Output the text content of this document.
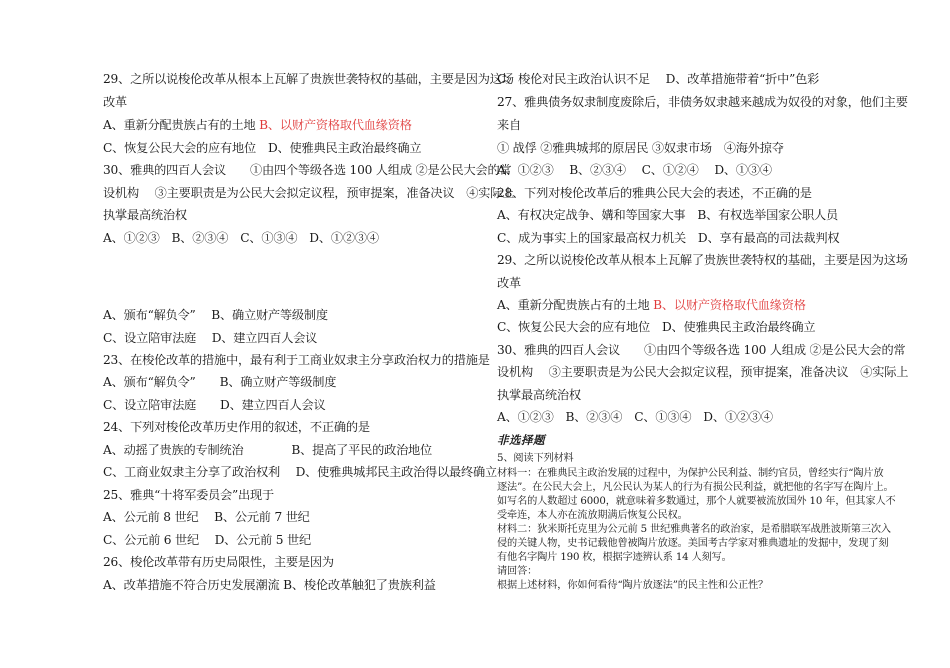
29、之所以说梭伦改革从根本上瓦解了贵族世袭特权的基础，主要是因为这场
改革
A、重新分配贵族占有的土地 B、以财产资格取代血缘资格
C、恢复公民大会的应有地位　D、使雅典民主政治最终确立
30、雅典的四百人会议　　①由四个等级各选 100 人组成 ②是公民大会的常
设机构　 ③主要职责是为公民大会拟定议程，预审提案，准备决议　④实际上
执掌最高统治权
A、①②③　B、②③④　C、①③④　D、①②③④
A、颁布“解负令”　 B、确立财产等级制度
C、设立陪审法庭　 D、建立四百人会议
23、在梭伦改革的措施中，最有利于工商业奴隶主分享政治权力的措施是
A、颁布“解负令”　　B、确立财产等级制度
C、设立陪审法庭　　D、建立四百人会议
24、下列对梭伦改革历史作用的叙述，不正确的是
A、动摇了贵族的专制统治　　　　B、提高了平民的政治地位
C、工商业奴隶主分享了政治权利　 D、使雅典城邦民主政治得以最终确立
25、雅典“十将军委员会”出现于
A、公元前 8 世纪　 B、公元前 7 世纪
C、公元前 6 世纪　 D、公元前 5 世纪
26、梭伦改革带有历史局限性，主要是因为
A、改革措施不符合历史发展潮流 B、梭伦改革触犯了贵族利益
C、梭伦对民主政治认识不足　 D、改革措施带着“折中”色彩
27、雅典债务奴隶制度废除后，非债务奴隶越来越成为奴役的对象，他们主要
来自
① 战俘 ②雅典城邦的原居民 ③奴隶市场　④海外掠夺
A、①②③　 B、②③④　 C、①②④　 D、①③④
28、下列对梭伦改革后的雅典公民大会的表述，不正确的是
A、有权决定战争、媾和等国家大事　B、有权选举国家公职人员
C、成为事实上的国家最高权力机关　D、享有最高的司法裁判权
29、之所以说梭伦改革从根本上瓦解了贵族世袭特权的基础，主要是因为这场
改革
A、重新分配贵族占有的土地 B、以财产资格取代血缘资格
C、恢复公民大会的应有地位　D、使雅典民主政治最终确立
30、雅典的四百人会议　　①由四个等级各选 100 人组成 ②是公民大会的常
设机构　 ③主要职责是为公民大会拟定议程，预审提案，准备决议　④实际上
执掌最高统治权
A、①②③　B、②③④　C、①③④　D、①②③④
非选择题
5、阅读下列材料
材料一：在雅典民主政治发展的过程中，为保护公民利益、制约官员，曾经实行“陶片放
逐法”。在公民大会上，凡公民认为某人的行为有损公民利益，就把他的名字写在陶片上。
如写名的人数超过 6000，就意味着多数通过，那个人就要被流放国外 10 年，但其家人不
受牵连，本人亦在流放期满后恢复公民权。
材料二：狄米斯托克里为公元前 5 世纪雅典著名的政治家，是希腊联军战胜波斯第三次入
侵的关键人物，史书记载他曾被陶片放逐。美国考古学家对雅典遗址的发掘中，发现了刻
有他名字陶片 190 枚，根据字迹辨认系 14 人刻写。
请回答：
根据上述材料，你如何看待“陶片放逐法”的民主性和公正性？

━━━━━━━━

INSTRUCTION:
Repeat each record exactly, with the pictures left out.

ANSWER TO THIS EXERCISE:
Output the text content of this document.
29、之所以说梭伦改革从根本上瓦解了贵族世袭特权的基础，主要是因为这场
改革
A、重新分配贵族占有的土地 B、以财产资格取代血缘资格
C、恢复公民大会的应有地位　D、使雅典民主政治最终确立
30、雅典的四百人会议　　①由四个等级各选 100 人组成 ②是公民大会的常
设机构　 ③主要职责是为公民大会拟定议程，预审提案，准备决议　④实际上
执掌最高统治权
A、①②③　B、②③④　C、①③④　D、①②③④
A、颁布“解负令”　 B、确立财产等级制度
C、设立陪审法庭　 D、建立四百人会议
23、在梭伦改革的措施中，最有利于工商业奴隶主分享政治权力的措施是
A、颁布“解负令”　　B、确立财产等级制度
C、设立陪审法庭　　D、建立四百人会议
24、下列对梭伦改革历史作用的叙述，不正确的是
A、动摇了贵族的专制统治　　　　B、提高了平民的政治地位
C、工商业奴隶主分享了政治权利　 D、使雅典城邦民主政治得以最终确立
25、雅典“十将军委员会”出现于
A、公元前 8 世纪　 B、公元前 7 世纪
C、公元前 6 世纪　 D、公元前 5 世纪
26、梭伦改革带有历史局限性，主要是因为
A、改革措施不符合历史发展潮流 B、梭伦改革触犯了贵族利益
C、梭伦对民主政治认识不足　 D、改革措施带着“折中”色彩
27、雅典债务奴隶制度废除后，非债务奴隶越来越成为奴役的对象，他们主要
来自
① 战俘 ②雅典城邦的原居民 ③奴隶市场　④海外掠夺
A、①②③　 B、②③④　 C、①②④　 D、①③④
28、下列对梭伦改革后的雅典公民大会的表述，不正确的是
A、有权决定战争、媾和等国家大事　B、有权选举国家公职人员
C、成为事实上的国家最高权力机关　D、享有最高的司法裁判权
29、之所以说梭伦改革从根本上瓦解了贵族世袭特权的基础，主要是因为这场
改革
A、重新分配贵族占有的土地 B、以财产资格取代血缘资格
C、恢复公民大会的应有地位　D、使雅典民主政治最终确立
30、雅典的四百人会议　　①由四个等级各选 100 人组成 ②是公民大会的常
设机构　 ③主要职责是为公民大会拟定议程，预审提案，准备决议　④实际上
执掌最高统治权
A、①②③　B、②③④　C、①③④　D、①②③④
非选择题
5、阅读下列材料
材料一：在雅典民主政治发展的过程中，为保护公民利益、制约官员，曾经实行“陶片放
逐法”。在公民大会上，凡公民认为某人的行为有损公民利益，就把他的名字写在陶片上。
如写名的人数超过 6000，就意味着多数通过，那个人就要被流放国外 10 年，但其家人不
受牵连，本人亦在流放期满后恢复公民权。
材料二：狄米斯托克里为公元前 5 世纪雅典著名的政治家，是希腊联军战胜波斯第三次入
侵的关键人物，史书记载他曾被陶片放逐。美国考古学家对雅典遗址的发掘中，发现了刻
有他名字陶片 190 枚，根据字迹辨认系 14 人刻写。
请回答：
根据上述材料，你如何看待“陶片放逐法”的民主性和公正性？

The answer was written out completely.